TASKS FOR THIS EXERCISE:
- 1) Copy from the 1989 Orioles article below the text from "Craig Worthington (25)" up to and including "only four flies.".
- 2) Pick up the article on the 1989 Orioles after its last sentence and keep writing it.

Baltimore Orioles

‘Why Not?’ Remembering the 1989 Orioles’ remarkable turnaround 30 years later

They might be the only big league team ever to have a question mark in their rallying cry. Yet the 1989 Orioles’ “Why Not?” maxim fit like a glove, defining their rise from cellar to contender overnight. How else to explain such a seismic shift than with a smile and a shrug?

Thirty years later, that pinch-me season still resonates with fans hoping the 2020 Orioles will defy logic and follow suit. The 1988 club lost its first 21 games and finished in last place; the ’89 team led the American League East for 119 days and nearly won it.


The formula? A mix of fearless rookies, overachieving journeymen and one star (Cal Ripken Jr.). Plus a welcome streak of serendipity that buoyed the Orioles almost to the end. Players slapped backs with one hand and scratched their heads with the other.

“You look at how we played last year, and how we’re playing this year, and it doesn’t add up,” second baseman Bill Ripken said then. But numbers don’t lie. The Orioles improved from 54-107 to 87-75, then the third-biggest turnaround in major league history, and stayed in the chase until the final days.


“We went from being a team that couldn’t hit water if we fell out of a boat, to being a team that couldn’t do anything wrong,” catcher Mickey Tettleton told The Baltimore Sun in 2009. “The difference? Chemistry. Except for Cal, we were guys that nobody had ever heard of, and we bonded really well.”

And with their fans. Home attendance hit a record 2,535,208 — nearly 900,000 more than the year before — as folks embraced their wunderkinds who staged, general manager Roland Hemond said afterward, “a season of dreams almost fulfilled.”

They won on Opening Day — a big deal, given the ’88 start — as rookie Steve Finley slammed into the right-field fence making a catch in Memorial Stadium. Time and again, as summer wore on, fleet young outfielders like Finley, Brady Anderson and Mike Devereaux flagged down sure hits, boosting the resolve of a suspect staff. The upstart Orioles finished with a fielding percentage of .986, then the best ever in the majors.

“We were a bunch of no-name pitchers who gained confidence because balls were finally getting caught, which made it easier for us to pitch,” said Jeff Ballard, who won a team-high 18 games with a humdrum (85 mph) fastball.

Craig Worthington (25) is congratulated after his 11th-inning RBI single gives the Orioles a walk-off victory over the defending American East champion Boston Red Sox on Opening Day, April 3, 1989. A year earlier, the Orioles lost their first 21 games.

When the Orioles made it two in a row, manager Frank Robinson feigned worry.

“I don’t want this team to get too high,” he said. Why not? Six of its first seven victories came in games in which the opponent started a former 20-game winner. Eyebrows went up. On April 23, Bob Milacki — a rookie workhorse who would carry the staff down the stretch — three-hit Minnesota, 3-0, and faced the minimum 27 batters, a feat not accomplished hereabouts since Jim Palmer did it in 1967. The Twins mustered only four flies.

“I was bored,” Anderson said afterward. “I didn’t even have my glove on.”

STORED DATA:

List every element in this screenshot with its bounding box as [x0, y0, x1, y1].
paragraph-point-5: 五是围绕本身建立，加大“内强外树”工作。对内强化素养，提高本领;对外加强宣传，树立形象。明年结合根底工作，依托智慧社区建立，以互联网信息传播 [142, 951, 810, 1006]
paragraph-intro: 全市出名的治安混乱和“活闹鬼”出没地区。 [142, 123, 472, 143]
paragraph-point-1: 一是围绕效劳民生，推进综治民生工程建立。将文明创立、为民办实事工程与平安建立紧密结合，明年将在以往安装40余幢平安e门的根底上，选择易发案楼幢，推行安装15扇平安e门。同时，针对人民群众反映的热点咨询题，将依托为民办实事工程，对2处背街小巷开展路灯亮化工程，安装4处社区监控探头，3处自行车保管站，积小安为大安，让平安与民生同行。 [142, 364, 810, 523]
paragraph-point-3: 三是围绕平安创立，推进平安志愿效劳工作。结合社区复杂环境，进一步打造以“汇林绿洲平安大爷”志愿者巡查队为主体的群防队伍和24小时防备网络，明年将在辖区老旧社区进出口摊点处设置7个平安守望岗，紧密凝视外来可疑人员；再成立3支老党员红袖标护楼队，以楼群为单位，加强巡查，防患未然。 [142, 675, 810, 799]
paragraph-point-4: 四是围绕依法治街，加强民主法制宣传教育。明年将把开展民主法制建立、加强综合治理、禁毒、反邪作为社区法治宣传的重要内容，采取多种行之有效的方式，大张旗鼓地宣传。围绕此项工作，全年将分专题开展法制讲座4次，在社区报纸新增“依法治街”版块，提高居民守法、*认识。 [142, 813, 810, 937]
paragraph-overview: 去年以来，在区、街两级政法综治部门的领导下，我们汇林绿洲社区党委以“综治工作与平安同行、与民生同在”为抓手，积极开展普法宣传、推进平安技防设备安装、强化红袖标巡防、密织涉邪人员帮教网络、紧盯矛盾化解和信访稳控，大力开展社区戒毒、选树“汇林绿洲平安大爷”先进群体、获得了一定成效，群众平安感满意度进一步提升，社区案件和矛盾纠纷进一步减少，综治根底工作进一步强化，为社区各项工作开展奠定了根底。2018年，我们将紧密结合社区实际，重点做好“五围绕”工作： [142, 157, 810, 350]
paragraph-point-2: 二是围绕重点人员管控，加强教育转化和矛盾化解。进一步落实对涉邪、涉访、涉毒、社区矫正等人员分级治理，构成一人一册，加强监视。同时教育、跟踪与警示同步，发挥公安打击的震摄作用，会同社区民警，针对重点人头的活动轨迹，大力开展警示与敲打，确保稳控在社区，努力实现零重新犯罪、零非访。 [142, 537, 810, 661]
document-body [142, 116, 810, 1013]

REPLIES:
- 1)
Craig Worthington (25) is congratulated after his 11th-inning RBI single gives the Orioles a walk-off victory over the defending American East champion Boston Red Sox on Opening Day, April 3, 1989. A year earlier, the Orioles lost their first 21 games.

When the Orioles made it two in a row, manager Frank Robinson feigned worry.

“I don’t want this team to get too high,” he said. Why not? Six of its first seven victories came in games in which the opponent started a former 20-game winner. Eyebrows went up. On April 23, Bob Milacki — a rookie workhorse who would carry the staff down the stretch — three-hit Minnesota, 3-0, and faced the minimum 27 batters, a feat not accomplished hereabouts since Jim Palmer did it in 1967. The Twins mustered only four flies.

- 2)
Karma kicked in that afternoon. In the fifth inning, Cal Ripken hit a foul pop that eluded the Twins catcher, his path blocked by Randy “Moose” Milligan in the on-deck circle. Another pitch, another foul pop, which the catcher lost in the sun. Seeing Milligan look right, the catcher went right. The ball went left. Ripken drilled the next offering for a run-scoring double.


Destiny called; fans sensed it. After another win over the Twins put the Orioles (8-8) in first place, the home crowd of 34,698 delivered a five-minute ovation. Even the president bought in. On April 25, during the seventh-inning stretch in a game against the Angels in Anaheim, George H.W. Bush rode a limousine to the visitors’ bullpen and shook hands with the pitchers. The Orioles homered four times that day and won, 8-1.

“We should fly him in for all our games,” Ballard said. Or was a higher power in charge? The Orioles defeated California, 4-3, when the Angels walked 10. They routed New York, 16-3, as the bumbling Yankees surrendered 13 unearned runs. Two broken-bat singles sparked a win over the Chicago White Sox. In a 6-2 victory over Texas, Joe Orsulak hit a harmless fly to center on which four Rangers converged, yet the ball fell safely. And with the Orioles trailing Oakland, 3-0, at home after 4½ innings, a downpour wiped the contest off the books, three outs shy of an official game. The Sun’s Mike Littwin suggested that the team had gone from being “the dead-in-the-water Orioles to the walk-on-water Orioles.”

A mainstay on 1989 "Why Not?" Orioles, Mickey Tettleton led team with 26 home runs.

In late May, they went on a tear, winning 13 of 14 (including 10 on the road) to take a five-game lead. Tettleton stoked the streak, hitting eight homers in 16 games. The Popeye-armed catcher with the soldier-straight stance slugged 26 homers in all — his previous high was 11 — and created a buzz by announcing he ate Froot Loops for breakfast each day. The cereal flew off Baltimore supermarket shelves. Thereafter, whenever Tettleton launched one, fans threw handfuls of the brightly colored circles onto the field like confetti.

“People sent little boxes of Froot Loops in the mail for me to sign,” he said, obliging all.

By late July, the Orioles led by 7½ games.

“Everyone is floating down the creek the same way,” hitting coach Tom McCraw said. “What’s not to like?”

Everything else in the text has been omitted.